Task to carry out: In the listing that follows, count the lines holding the word "name" and report only that number.

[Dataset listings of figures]
--------------------------------
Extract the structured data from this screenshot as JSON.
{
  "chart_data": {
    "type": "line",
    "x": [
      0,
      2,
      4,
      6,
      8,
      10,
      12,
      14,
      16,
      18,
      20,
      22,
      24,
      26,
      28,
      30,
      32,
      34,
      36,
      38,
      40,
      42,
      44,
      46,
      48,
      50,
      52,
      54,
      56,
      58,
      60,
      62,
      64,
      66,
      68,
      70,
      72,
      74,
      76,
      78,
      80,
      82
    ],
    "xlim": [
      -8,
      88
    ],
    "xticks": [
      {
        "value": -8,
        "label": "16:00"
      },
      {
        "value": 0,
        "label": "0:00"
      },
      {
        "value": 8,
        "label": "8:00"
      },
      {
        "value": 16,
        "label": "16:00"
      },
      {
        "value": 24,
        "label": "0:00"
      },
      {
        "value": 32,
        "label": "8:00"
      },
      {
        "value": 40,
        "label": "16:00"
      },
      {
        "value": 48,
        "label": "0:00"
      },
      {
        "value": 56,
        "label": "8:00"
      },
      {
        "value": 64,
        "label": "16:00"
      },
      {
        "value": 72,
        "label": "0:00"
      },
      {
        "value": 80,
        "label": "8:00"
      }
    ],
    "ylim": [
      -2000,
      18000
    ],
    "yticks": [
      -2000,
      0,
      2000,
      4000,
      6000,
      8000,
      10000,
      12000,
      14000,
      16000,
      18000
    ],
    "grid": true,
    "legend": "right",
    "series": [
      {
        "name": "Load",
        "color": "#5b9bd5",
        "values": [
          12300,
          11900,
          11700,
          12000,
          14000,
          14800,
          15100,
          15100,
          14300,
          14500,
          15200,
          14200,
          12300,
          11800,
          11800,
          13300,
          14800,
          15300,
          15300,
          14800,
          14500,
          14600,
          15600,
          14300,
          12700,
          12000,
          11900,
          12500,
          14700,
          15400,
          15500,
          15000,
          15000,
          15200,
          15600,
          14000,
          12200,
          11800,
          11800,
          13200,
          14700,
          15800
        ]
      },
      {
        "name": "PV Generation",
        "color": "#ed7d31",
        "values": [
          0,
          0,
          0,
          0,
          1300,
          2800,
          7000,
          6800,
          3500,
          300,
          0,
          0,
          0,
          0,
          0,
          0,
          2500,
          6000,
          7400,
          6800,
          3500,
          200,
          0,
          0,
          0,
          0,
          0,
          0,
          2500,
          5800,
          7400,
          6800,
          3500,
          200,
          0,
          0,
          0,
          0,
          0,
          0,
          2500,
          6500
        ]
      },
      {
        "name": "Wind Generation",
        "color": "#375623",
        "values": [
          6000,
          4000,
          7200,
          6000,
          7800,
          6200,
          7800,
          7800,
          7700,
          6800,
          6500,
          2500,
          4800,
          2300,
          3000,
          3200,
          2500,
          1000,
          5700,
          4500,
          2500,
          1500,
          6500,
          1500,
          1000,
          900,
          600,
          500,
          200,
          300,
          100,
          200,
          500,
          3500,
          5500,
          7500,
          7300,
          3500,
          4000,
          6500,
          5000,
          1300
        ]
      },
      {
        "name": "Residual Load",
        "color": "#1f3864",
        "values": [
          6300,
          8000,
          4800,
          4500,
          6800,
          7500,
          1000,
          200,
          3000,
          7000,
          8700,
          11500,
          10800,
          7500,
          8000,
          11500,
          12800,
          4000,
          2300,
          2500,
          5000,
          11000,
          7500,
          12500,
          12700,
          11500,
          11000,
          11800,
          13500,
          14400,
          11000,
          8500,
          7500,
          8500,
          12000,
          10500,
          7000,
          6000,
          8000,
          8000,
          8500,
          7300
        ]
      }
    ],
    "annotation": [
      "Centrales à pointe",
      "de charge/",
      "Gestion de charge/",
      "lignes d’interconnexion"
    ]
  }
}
--------------------------------
Correct response: 4